Task »
Print the records again, character for character.

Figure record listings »
┌────────

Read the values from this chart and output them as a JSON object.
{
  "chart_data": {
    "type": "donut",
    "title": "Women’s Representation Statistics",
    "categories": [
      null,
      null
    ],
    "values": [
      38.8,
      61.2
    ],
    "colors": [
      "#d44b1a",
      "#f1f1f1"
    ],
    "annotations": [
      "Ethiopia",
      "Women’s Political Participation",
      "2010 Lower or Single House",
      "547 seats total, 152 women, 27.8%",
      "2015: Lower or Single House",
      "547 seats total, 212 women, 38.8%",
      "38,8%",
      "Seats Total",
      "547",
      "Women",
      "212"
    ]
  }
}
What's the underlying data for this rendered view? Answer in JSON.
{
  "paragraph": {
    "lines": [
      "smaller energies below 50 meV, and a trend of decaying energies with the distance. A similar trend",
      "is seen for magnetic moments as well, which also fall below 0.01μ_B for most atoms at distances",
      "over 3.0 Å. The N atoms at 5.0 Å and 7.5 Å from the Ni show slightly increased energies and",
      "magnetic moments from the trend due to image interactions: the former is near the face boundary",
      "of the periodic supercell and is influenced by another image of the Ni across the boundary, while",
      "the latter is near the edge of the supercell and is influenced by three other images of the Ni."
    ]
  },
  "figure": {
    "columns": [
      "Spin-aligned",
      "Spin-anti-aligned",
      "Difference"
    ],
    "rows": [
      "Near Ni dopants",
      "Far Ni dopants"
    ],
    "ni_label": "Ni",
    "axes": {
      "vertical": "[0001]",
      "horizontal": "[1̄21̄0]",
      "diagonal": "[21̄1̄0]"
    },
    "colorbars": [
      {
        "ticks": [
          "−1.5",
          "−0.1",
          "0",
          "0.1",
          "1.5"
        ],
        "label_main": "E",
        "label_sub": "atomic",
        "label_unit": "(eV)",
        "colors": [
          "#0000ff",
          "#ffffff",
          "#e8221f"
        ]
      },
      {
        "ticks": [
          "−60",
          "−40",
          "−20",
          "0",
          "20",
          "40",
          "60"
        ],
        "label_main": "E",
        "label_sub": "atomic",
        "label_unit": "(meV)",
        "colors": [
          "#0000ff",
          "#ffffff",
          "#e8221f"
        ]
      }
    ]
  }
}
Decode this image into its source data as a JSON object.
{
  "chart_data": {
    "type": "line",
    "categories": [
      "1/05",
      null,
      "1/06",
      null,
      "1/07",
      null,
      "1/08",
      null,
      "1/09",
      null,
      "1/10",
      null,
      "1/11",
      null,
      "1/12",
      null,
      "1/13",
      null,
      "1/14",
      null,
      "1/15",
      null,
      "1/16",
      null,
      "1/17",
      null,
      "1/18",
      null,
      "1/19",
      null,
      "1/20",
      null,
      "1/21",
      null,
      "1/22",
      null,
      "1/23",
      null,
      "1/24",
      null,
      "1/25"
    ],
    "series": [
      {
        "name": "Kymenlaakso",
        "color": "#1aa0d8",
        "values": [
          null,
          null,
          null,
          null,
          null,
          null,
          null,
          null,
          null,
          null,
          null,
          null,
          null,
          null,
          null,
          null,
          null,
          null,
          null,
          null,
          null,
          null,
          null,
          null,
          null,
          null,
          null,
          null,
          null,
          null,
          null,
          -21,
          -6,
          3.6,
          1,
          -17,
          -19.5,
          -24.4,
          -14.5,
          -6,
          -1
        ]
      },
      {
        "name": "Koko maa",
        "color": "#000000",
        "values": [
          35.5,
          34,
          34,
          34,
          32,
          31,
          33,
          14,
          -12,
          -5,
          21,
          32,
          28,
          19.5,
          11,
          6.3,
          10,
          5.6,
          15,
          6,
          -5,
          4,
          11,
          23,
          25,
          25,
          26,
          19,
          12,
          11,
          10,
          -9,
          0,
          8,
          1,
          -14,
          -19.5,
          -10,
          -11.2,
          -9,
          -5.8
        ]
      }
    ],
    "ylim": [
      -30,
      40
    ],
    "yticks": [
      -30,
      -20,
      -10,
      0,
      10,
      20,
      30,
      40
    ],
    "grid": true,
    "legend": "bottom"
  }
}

└────────

Exercise response »
Read the values from this chart and output them as a JSON object.
{
  "chart_data": {
    "type": "donut",
    "title": "Women’s Representation Statistics",
    "categories": [
      null,
      null
    ],
    "values": [
      38.8,
      61.2
    ],
    "colors": [
      "#d44b1a",
      "#f1f1f1"
    ],
    "annotations": [
      "Ethiopia",
      "Women’s Political Participation",
      "2010 Lower or Single House",
      "547 seats total, 152 women, 27.8%",
      "2015: Lower or Single House",
      "547 seats total, 212 women, 38.8%",
      "38,8%",
      "Seats Total",
      "547",
      "Women",
      "212"
    ]
  }
}
What's the underlying data for this rendered view? Answer in JSON.
{
  "paragraph": {
    "lines": [
      "smaller energies below 50 meV, and a trend of decaying energies with the distance. A similar trend",
      "is seen for magnetic moments as well, which also fall below 0.01μ_B for most atoms at distances",
      "over 3.0 Å. The N atoms at 5.0 Å and 7.5 Å from the Ni show slightly increased energies and",
      "magnetic moments from the trend due to image interactions: the former is near the face boundary",
      "of the periodic supercell and is influenced by another image of the Ni across the boundary, while",
      "the latter is near the edge of the supercell and is influenced by three other images of the Ni."
    ]
  },
  "figure": {
    "columns": [
      "Spin-aligned",
      "Spin-anti-aligned",
      "Difference"
    ],
    "rows": [
      "Near Ni dopants",
      "Far Ni dopants"
    ],
    "ni_label": "Ni",
    "axes": {
      "vertical": "[0001]",
      "horizontal": "[1̄21̄0]",
      "diagonal": "[21̄1̄0]"
    },
    "colorbars": [
      {
        "ticks": [
          "−1.5",
          "−0.1",
          "0",
          "0.1",
          "1.5"
        ],
        "label_main": "E",
        "label_sub": "atomic",
        "label_unit": "(eV)",
        "colors": [
          "#0000ff",
          "#ffffff",
          "#e8221f"
        ]
      },
      {
        "ticks": [
          "−60",
          "−40",
          "−20",
          "0",
          "20",
          "40",
          "60"
        ],
        "label_main": "E",
        "label_sub": "atomic",
        "label_unit": "(meV)",
        "colors": [
          "#0000ff",
          "#ffffff",
          "#e8221f"
        ]
      }
    ]
  }
}
Decode this image into its source data as a JSON object.
{
  "chart_data": {
    "type": "line",
    "categories": [
      "1/05",
      null,
      "1/06",
      null,
      "1/07",
      null,
      "1/08",
      null,
      "1/09",
      null,
      "1/10",
      null,
      "1/11",
      null,
      "1/12",
      null,
      "1/13",
      null,
      "1/14",
      null,
      "1/15",
      null,
      "1/16",
      null,
      "1/17",
      null,
      "1/18",
      null,
      "1/19",
      null,
      "1/20",
      null,
      "1/21",
      null,
      "1/22",
      null,
      "1/23",
      null,
      "1/24",
      null,
      "1/25"
    ],
    "series": [
      {
        "name": "Kymenlaakso",
        "color": "#1aa0d8",
        "values": [
          null,
          null,
          null,
          null,
          null,
          null,
          null,
          null,
          null,
          null,
          null,
          null,
          null,
          null,
          null,
          null,
          null,
          null,
          null,
          null,
          null,
          null,
          null,
          null,
          null,
          null,
          null,
          null,
          null,
          null,
          null,
          -21,
          -6,
          3.6,
          1,
          -17,
          -19.5,
          -24.4,
          -14.5,
          -6,
          -1
        ]
      },
      {
        "name": "Koko maa",
        "color": "#000000",
        "values": [
          35.5,
          34,
          34,
          34,
          32,
          31,
          33,
          14,
          -12,
          -5,
          21,
          32,
          28,
          19.5,
          11,
          6.3,
          10,
          5.6,
          15,
          6,
          -5,
          4,
          11,
          23,
          25,
          25,
          26,
          19,
          12,
          11,
          10,
          -9,
          0,
          8,
          1,
          -14,
          -19.5,
          -10,
          -11.2,
          -9,
          -5.8
        ]
      }
    ],
    "ylim": [
      -30,
      40
    ],
    "yticks": [
      -30,
      -20,
      -10,
      0,
      10,
      20,
      30,
      40
    ],
    "grid": true,
    "legend": "bottom"
  }
}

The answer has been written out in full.